- _Task requirements_: Quote every line of the material below word for word, leaving each one unchanged.

───── Extracted data ─────

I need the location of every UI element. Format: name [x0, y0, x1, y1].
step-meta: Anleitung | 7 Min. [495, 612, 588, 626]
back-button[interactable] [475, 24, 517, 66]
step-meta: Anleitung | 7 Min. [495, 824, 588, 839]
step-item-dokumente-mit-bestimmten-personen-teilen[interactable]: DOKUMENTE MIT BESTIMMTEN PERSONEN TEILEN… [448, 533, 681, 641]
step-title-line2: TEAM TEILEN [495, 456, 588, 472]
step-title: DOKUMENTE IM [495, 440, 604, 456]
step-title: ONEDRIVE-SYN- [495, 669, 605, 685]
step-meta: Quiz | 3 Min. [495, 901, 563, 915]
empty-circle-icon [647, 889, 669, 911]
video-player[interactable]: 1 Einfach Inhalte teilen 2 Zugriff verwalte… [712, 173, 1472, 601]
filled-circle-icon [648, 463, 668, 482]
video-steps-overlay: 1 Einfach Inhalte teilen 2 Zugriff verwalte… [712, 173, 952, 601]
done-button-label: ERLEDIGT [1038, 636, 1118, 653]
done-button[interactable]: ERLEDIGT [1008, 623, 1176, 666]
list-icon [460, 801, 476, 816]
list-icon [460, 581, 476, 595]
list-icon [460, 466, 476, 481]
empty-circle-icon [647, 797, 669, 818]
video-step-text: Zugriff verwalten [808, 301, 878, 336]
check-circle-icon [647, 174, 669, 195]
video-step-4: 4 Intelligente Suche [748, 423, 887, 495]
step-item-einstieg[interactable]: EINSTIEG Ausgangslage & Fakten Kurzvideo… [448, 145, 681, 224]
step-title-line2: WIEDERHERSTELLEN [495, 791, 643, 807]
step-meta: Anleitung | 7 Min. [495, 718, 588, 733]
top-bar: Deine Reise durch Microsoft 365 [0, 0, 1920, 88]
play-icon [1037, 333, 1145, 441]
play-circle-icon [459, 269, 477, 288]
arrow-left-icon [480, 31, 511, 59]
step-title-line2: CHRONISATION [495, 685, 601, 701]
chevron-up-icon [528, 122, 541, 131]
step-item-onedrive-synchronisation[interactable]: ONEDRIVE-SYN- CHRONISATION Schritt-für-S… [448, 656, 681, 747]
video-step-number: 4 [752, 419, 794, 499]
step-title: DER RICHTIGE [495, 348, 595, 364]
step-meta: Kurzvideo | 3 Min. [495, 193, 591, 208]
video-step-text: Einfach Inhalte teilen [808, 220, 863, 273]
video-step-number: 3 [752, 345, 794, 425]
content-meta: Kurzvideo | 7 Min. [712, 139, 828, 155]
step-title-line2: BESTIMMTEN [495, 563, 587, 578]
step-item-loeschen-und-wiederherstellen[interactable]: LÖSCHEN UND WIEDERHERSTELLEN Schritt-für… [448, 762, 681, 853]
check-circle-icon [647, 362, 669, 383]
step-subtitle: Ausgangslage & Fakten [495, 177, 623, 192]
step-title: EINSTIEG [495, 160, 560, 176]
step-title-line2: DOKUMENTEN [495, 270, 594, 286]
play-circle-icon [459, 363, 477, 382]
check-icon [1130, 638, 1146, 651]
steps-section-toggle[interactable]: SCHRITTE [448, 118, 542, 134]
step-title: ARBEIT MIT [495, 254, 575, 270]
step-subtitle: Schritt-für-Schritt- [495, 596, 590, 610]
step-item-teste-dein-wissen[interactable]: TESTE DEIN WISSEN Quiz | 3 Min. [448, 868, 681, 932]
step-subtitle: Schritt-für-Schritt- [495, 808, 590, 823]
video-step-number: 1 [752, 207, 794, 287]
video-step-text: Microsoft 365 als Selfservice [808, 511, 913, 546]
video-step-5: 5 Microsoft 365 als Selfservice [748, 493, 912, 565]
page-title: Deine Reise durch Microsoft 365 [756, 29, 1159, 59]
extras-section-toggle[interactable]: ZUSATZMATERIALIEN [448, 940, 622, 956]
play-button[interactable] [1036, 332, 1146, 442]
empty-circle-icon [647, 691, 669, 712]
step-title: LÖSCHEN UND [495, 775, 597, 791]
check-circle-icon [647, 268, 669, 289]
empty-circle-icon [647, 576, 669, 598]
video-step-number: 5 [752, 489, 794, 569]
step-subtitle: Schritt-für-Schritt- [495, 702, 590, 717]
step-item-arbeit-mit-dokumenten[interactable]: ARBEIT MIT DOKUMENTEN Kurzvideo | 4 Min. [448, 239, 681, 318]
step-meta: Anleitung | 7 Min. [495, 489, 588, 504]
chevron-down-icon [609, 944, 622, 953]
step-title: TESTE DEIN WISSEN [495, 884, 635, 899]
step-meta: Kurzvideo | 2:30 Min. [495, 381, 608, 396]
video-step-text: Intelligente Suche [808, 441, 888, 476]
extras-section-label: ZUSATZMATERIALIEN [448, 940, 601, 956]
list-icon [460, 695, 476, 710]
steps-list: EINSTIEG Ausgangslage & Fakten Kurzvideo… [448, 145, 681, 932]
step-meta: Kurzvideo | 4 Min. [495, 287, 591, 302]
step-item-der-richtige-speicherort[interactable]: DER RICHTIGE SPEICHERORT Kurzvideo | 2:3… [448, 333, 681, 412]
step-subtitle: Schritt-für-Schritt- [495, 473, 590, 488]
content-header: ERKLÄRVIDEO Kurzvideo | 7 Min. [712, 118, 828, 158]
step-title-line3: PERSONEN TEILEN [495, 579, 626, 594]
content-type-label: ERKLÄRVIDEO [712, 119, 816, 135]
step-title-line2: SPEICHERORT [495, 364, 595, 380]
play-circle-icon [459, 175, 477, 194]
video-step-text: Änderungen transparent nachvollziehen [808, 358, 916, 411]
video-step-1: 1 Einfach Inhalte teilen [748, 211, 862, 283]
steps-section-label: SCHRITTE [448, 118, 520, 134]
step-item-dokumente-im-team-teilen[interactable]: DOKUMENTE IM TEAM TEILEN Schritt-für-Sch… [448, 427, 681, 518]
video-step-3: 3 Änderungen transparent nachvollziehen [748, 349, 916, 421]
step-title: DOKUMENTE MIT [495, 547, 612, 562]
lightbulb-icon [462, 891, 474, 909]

─────

- _Solution to this problem_:
I need the location of every UI element. Format: name [x0, y0, x1, y1].
step-meta: Anleitung | 7 Min. [495, 612, 588, 626]
back-button[interactable] [475, 24, 517, 66]
step-meta: Anleitung | 7 Min. [495, 824, 588, 839]
step-item-dokumente-mit-bestimmten-personen-teilen[interactable]: DOKUMENTE MIT BESTIMMTEN PERSONEN TEILEN… [448, 533, 681, 641]
step-title-line2: TEAM TEILEN [495, 456, 588, 472]
step-title: DOKUMENTE IM [495, 440, 604, 456]
step-title: ONEDRIVE-SYN- [495, 669, 605, 685]
step-meta: Quiz | 3 Min. [495, 901, 563, 915]
empty-circle-icon [647, 889, 669, 911]
video-player[interactable]: 1 Einfach Inhalte teilen 2 Zugriff verwalte… [712, 173, 1472, 601]
filled-circle-icon [648, 463, 668, 482]
video-steps-overlay: 1 Einfach Inhalte teilen 2 Zugriff verwalte… [712, 173, 952, 601]
done-button-label: ERLEDIGT [1038, 636, 1118, 653]
done-button[interactable]: ERLEDIGT [1008, 623, 1176, 666]
list-icon [460, 801, 476, 816]
list-icon [460, 581, 476, 595]
list-icon [460, 466, 476, 481]
empty-circle-icon [647, 797, 669, 818]
video-step-text: Zugriff verwalten [808, 301, 878, 336]
check-circle-icon [647, 174, 669, 195]
video-step-4: 4 Intelligente Suche [748, 423, 887, 495]
step-item-einstieg[interactable]: EINSTIEG Ausgangslage & Fakten Kurzvideo… [448, 145, 681, 224]
step-title-line2: WIEDERHERSTELLEN [495, 791, 643, 807]
step-meta: Anleitung | 7 Min. [495, 718, 588, 733]
top-bar: Deine Reise durch Microsoft 365 [0, 0, 1920, 88]
play-icon [1037, 333, 1145, 441]
play-circle-icon [459, 269, 477, 288]
arrow-left-icon [480, 31, 511, 59]
step-title-line2: CHRONISATION [495, 685, 601, 701]
chevron-up-icon [528, 122, 541, 131]
step-item-onedrive-synchronisation[interactable]: ONEDRIVE-SYN- CHRONISATION Schritt-für-S… [448, 656, 681, 747]
video-step-number: 4 [752, 419, 794, 499]
step-title: DER RICHTIGE [495, 348, 595, 364]
step-meta: Kurzvideo | 3 Min. [495, 193, 591, 208]
video-step-text: Einfach Inhalte teilen [808, 220, 863, 273]
video-step-number: 3 [752, 345, 794, 425]
content-meta: Kurzvideo | 7 Min. [712, 139, 828, 155]
step-title-line2: BESTIMMTEN [495, 563, 587, 578]
step-item-loeschen-und-wiederherstellen[interactable]: LÖSCHEN UND WIEDERHERSTELLEN Schritt-für… [448, 762, 681, 853]
check-circle-icon [647, 362, 669, 383]
step-subtitle: Ausgangslage & Fakten [495, 177, 623, 192]
step-title: EINSTIEG [495, 160, 560, 176]
step-title-line2: DOKUMENTEN [495, 270, 594, 286]
play-circle-icon [459, 363, 477, 382]
check-icon [1130, 638, 1146, 651]
steps-section-toggle[interactable]: SCHRITTE [448, 118, 542, 134]
step-title: ARBEIT MIT [495, 254, 575, 270]
step-subtitle: Schritt-für-Schritt- [495, 596, 590, 610]
step-item-teste-dein-wissen[interactable]: TESTE DEIN WISSEN Quiz | 3 Min. [448, 868, 681, 932]
step-subtitle: Schritt-für-Schritt- [495, 808, 590, 823]
video-step-number: 1 [752, 207, 794, 287]
video-step-text: Microsoft 365 als Selfservice [808, 511, 913, 546]
video-step-5: 5 Microsoft 365 als Selfservice [748, 493, 912, 565]
page-title: Deine Reise durch Microsoft 365 [756, 29, 1159, 59]
extras-section-toggle[interactable]: ZUSATZMATERIALIEN [448, 940, 622, 956]
play-button[interactable] [1036, 332, 1146, 442]
empty-circle-icon [647, 691, 669, 712]
step-title: LÖSCHEN UND [495, 775, 597, 791]
check-circle-icon [647, 268, 669, 289]
empty-circle-icon [647, 576, 669, 598]
video-step-number: 5 [752, 489, 794, 569]
step-subtitle: Schritt-für-Schritt- [495, 702, 590, 717]
step-item-arbeit-mit-dokumenten[interactable]: ARBEIT MIT DOKUMENTEN Kurzvideo | 4 Min. [448, 239, 681, 318]
step-meta: Anleitung | 7 Min. [495, 489, 588, 504]
chevron-down-icon [609, 944, 622, 953]
step-title: TESTE DEIN WISSEN [495, 884, 635, 899]
step-meta: Kurzvideo | 2:30 Min. [495, 381, 608, 396]
video-step-text: Intelligente Suche [808, 441, 888, 476]
extras-section-label: ZUSATZMATERIALIEN [448, 940, 601, 956]
list-icon [460, 695, 476, 710]
steps-list: EINSTIEG Ausgangslage & Fakten Kurzvideo… [448, 145, 681, 932]
step-meta: Kurzvideo | 4 Min. [495, 287, 591, 302]
step-item-der-richtige-speicherort[interactable]: DER RICHTIGE SPEICHERORT Kurzvideo | 2:3… [448, 333, 681, 412]
step-subtitle: Schritt-für-Schritt- [495, 473, 590, 488]
content-header: ERKLÄRVIDEO Kurzvideo | 7 Min. [712, 118, 828, 158]
step-title-line3: PERSONEN TEILEN [495, 579, 626, 594]
content-type-label: ERKLÄRVIDEO [712, 119, 816, 135]
step-title-line2: SPEICHERORT [495, 364, 595, 380]
play-circle-icon [459, 175, 477, 194]
video-step-text: Änderungen transparent nachvollziehen [808, 358, 916, 411]
video-step-1: 1 Einfach Inhalte teilen [748, 211, 862, 283]
steps-section-label: SCHRITTE [448, 118, 520, 134]
step-item-dokumente-im-team-teilen[interactable]: DOKUMENTE IM TEAM TEILEN Schritt-für-Sch… [448, 427, 681, 518]
video-step-3: 3 Änderungen transparent nachvollziehen [748, 349, 916, 421]
step-title: DOKUMENTE MIT [495, 547, 612, 562]
lightbulb-icon [462, 891, 474, 909]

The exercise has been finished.